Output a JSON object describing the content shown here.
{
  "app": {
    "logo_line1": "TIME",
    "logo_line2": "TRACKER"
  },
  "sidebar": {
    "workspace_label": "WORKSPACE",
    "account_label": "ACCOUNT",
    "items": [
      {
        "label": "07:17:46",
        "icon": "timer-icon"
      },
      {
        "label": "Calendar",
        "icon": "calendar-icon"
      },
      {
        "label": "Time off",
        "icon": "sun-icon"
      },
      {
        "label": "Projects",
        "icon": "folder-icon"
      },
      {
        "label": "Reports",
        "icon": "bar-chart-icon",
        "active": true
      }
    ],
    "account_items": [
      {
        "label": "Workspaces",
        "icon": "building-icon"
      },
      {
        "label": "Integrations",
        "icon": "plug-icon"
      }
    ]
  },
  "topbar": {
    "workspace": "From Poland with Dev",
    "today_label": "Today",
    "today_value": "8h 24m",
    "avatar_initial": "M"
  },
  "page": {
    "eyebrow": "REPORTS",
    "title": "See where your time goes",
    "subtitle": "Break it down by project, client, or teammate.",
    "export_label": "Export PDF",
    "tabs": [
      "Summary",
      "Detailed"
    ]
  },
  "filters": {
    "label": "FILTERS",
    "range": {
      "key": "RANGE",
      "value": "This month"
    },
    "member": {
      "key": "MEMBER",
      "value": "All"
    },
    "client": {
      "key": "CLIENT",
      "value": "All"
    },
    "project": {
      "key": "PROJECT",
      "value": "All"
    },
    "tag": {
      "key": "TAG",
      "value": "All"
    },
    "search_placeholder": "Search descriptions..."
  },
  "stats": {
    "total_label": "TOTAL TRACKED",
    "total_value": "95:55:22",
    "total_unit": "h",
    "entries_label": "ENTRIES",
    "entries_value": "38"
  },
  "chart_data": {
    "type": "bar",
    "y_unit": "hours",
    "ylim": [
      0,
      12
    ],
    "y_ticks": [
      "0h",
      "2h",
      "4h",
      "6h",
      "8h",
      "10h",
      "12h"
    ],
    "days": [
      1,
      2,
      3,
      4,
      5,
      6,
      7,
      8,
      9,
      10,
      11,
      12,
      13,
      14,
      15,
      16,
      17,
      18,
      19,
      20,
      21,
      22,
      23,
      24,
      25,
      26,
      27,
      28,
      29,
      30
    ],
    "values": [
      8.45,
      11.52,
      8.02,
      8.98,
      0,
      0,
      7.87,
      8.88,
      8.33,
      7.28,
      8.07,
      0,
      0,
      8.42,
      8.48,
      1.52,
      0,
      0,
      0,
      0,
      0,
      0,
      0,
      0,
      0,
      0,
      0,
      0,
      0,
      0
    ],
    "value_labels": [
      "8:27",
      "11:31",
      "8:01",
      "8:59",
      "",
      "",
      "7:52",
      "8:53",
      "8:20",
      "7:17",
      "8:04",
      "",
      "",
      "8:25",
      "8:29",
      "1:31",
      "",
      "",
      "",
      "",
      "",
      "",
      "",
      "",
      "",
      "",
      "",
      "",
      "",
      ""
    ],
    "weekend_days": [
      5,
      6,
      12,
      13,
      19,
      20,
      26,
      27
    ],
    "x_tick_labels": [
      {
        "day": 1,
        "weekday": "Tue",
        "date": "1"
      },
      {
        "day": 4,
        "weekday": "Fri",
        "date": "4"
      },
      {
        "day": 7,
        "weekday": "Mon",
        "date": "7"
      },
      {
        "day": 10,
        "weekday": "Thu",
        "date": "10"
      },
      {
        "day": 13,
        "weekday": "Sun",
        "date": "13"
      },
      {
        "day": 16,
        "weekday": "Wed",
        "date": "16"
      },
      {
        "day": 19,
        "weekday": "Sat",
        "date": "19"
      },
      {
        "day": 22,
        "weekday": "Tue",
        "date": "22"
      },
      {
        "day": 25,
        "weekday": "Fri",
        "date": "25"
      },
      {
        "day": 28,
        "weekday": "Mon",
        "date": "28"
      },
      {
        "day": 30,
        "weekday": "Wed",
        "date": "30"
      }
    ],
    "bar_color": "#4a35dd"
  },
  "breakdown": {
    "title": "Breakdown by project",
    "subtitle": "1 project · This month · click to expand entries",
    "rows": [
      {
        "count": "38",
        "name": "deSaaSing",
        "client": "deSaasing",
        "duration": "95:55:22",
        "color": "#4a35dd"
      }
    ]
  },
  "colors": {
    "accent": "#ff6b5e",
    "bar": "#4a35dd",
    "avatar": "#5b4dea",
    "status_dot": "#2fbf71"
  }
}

◆ ◆ ◆ ◆

→ **Job**
All of the material above needs to be copied exactly.

→ **Written answer**
Output a JSON object describing the content shown here.
{
  "app": {
    "logo_line1": "TIME",
    "logo_line2": "TRACKER"
  },
  "sidebar": {
    "workspace_label": "WORKSPACE",
    "account_label": "ACCOUNT",
    "items": [
      {
        "label": "07:17:46",
        "icon": "timer-icon"
      },
      {
        "label": "Calendar",
        "icon": "calendar-icon"
      },
      {
        "label": "Time off",
        "icon": "sun-icon"
      },
      {
        "label": "Projects",
        "icon": "folder-icon"
      },
      {
        "label": "Reports",
        "icon": "bar-chart-icon",
        "active": true
      }
    ],
    "account_items": [
      {
        "label": "Workspaces",
        "icon": "building-icon"
      },
      {
        "label": "Integrations",
        "icon": "plug-icon"
      }
    ]
  },
  "topbar": {
    "workspace": "From Poland with Dev",
    "today_label": "Today",
    "today_value": "8h 24m",
    "avatar_initial": "M"
  },
  "page": {
    "eyebrow": "REPORTS",
    "title": "See where your time goes",
    "subtitle": "Break it down by project, client, or teammate.",
    "export_label": "Export PDF",
    "tabs": [
      "Summary",
      "Detailed"
    ]
  },
  "filters": {
    "label": "FILTERS",
    "range": {
      "key": "RANGE",
      "value": "This month"
    },
    "member": {
      "key": "MEMBER",
      "value": "All"
    },
    "client": {
      "key": "CLIENT",
      "value": "All"
    },
    "project": {
      "key": "PROJECT",
      "value": "All"
    },
    "tag": {
      "key": "TAG",
      "value": "All"
    },
    "search_placeholder": "Search descriptions..."
  },
  "stats": {
    "total_label": "TOTAL TRACKED",
    "total_value": "95:55:22",
    "total_unit": "h",
    "entries_label": "ENTRIES",
    "entries_value": "38"
  },
  "chart_data": {
    "type": "bar",
    "y_unit": "hours",
    "ylim": [
      0,
      12
    ],
    "y_ticks": [
      "0h",
      "2h",
      "4h",
      "6h",
      "8h",
      "10h",
      "12h"
    ],
    "days": [
      1,
      2,
      3,
      4,
      5,
      6,
      7,
      8,
      9,
      10,
      11,
      12,
      13,
      14,
      15,
      16,
      17,
      18,
      19,
      20,
      21,
      22,
      23,
      24,
      25,
      26,
      27,
      28,
      29,
      30
    ],
    "values": [
      8.45,
      11.52,
      8.02,
      8.98,
      0,
      0,
      7.87,
      8.88,
      8.33,
      7.28,
      8.07,
      0,
      0,
      8.42,
      8.48,
      1.52,
      0,
      0,
      0,
      0,
      0,
      0,
      0,
      0,
      0,
      0,
      0,
      0,
      0,
      0
    ],
    "value_labels": [
      "8:27",
      "11:31",
      "8:01",
      "8:59",
      "",
      "",
      "7:52",
      "8:53",
      "8:20",
      "7:17",
      "8:04",
      "",
      "",
      "8:25",
      "8:29",
      "1:31",
      "",
      "",
      "",
      "",
      "",
      "",
      "",
      "",
      "",
      "",
      "",
      "",
      "",
      ""
    ],
    "weekend_days": [
      5,
      6,
      12,
      13,
      19,
      20,
      26,
      27
    ],
    "x_tick_labels": [
      {
        "day": 1,
        "weekday": "Tue",
        "date": "1"
      },
      {
        "day": 4,
        "weekday": "Fri",
        "date": "4"
      },
      {
        "day": 7,
        "weekday": "Mon",
        "date": "7"
      },
      {
        "day": 10,
        "weekday": "Thu",
        "date": "10"
      },
      {
        "day": 13,
        "weekday": "Sun",
        "date": "13"
      },
      {
        "day": 16,
        "weekday": "Wed",
        "date": "16"
      },
      {
        "day": 19,
        "weekday": "Sat",
        "date": "19"
      },
      {
        "day": 22,
        "weekday": "Tue",
        "date": "22"
      },
      {
        "day": 25,
        "weekday": "Fri",
        "date": "25"
      },
      {
        "day": 28,
        "weekday": "Mon",
        "date": "28"
      },
      {
        "day": 30,
        "weekday": "Wed",
        "date": "30"
      }
    ],
    "bar_color": "#4a35dd"
  },
  "breakdown": {
    "title": "Breakdown by project",
    "subtitle": "1 project · This month · click to expand entries",
    "rows": [
      {
        "count": "38",
        "name": "deSaaSing",
        "client": "deSaasing",
        "duration": "95:55:22",
        "color": "#4a35dd"
      }
    ]
  },
  "colors": {
    "accent": "#ff6b5e",
    "bar": "#4a35dd",
    "avatar": "#5b4dea",
    "status_dot": "#2fbf71"
  }
}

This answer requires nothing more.